SET EXERCISE: An exact copy of every record is needed.

[Excerpt from a dataset]
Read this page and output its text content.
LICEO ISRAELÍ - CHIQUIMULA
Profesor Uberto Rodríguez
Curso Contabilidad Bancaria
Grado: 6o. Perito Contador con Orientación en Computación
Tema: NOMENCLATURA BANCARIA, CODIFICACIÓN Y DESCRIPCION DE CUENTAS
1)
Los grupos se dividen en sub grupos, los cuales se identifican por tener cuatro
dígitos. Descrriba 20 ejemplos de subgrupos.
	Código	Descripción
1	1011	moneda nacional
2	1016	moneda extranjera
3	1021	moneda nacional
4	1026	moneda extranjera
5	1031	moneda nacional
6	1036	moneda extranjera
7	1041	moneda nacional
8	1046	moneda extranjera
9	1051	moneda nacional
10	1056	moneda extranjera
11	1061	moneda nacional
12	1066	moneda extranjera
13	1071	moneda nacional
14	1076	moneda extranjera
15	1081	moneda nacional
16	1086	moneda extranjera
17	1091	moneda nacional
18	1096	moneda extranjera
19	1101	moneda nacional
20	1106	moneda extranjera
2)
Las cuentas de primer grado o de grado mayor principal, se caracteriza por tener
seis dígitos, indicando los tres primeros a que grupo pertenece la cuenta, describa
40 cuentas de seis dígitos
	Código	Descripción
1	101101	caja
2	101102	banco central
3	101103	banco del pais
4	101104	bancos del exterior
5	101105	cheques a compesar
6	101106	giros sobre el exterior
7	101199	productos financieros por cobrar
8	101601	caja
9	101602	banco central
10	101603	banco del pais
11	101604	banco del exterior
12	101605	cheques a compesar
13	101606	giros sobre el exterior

TASK OUTPUT:
Read this page and output its text content.
LICEO ISRAELÍ - CHIQUIMULA
Profesor Uberto Rodríguez
Curso Contabilidad Bancaria
Grado: 6o. Perito Contador con Orientación en Computación
Tema: NOMENCLATURA BANCARIA, CODIFICACIÓN Y DESCRIPCION DE CUENTAS
1)
Los grupos se dividen en sub grupos, los cuales se identifican por tener cuatro
dígitos. Descrriba 20 ejemplos de subgrupos.
	Código	Descripción
1	1011	moneda nacional
2	1016	moneda extranjera
3	1021	moneda nacional
4	1026	moneda extranjera
5	1031	moneda nacional
6	1036	moneda extranjera
7	1041	moneda nacional
8	1046	moneda extranjera
9	1051	moneda nacional
10	1056	moneda extranjera
11	1061	moneda nacional
12	1066	moneda extranjera
13	1071	moneda nacional
14	1076	moneda extranjera
15	1081	moneda nacional
16	1086	moneda extranjera
17	1091	moneda nacional
18	1096	moneda extranjera
19	1101	moneda nacional
20	1106	moneda extranjera
2)
Las cuentas de primer grado o de grado mayor principal, se caracteriza por tener
seis dígitos, indicando los tres primeros a que grupo pertenece la cuenta, describa
40 cuentas de seis dígitos
	Código	Descripción
1	101101	caja
2	101102	banco central
3	101103	banco del pais
4	101104	bancos del exterior
5	101105	cheques a compesar
6	101106	giros sobre el exterior
7	101199	productos financieros por cobrar
8	101601	caja
9	101602	banco central
10	101603	banco del pais
11	101604	banco del exterior
12	101605	cheques a compesar
13	101606	giros sobre el exterior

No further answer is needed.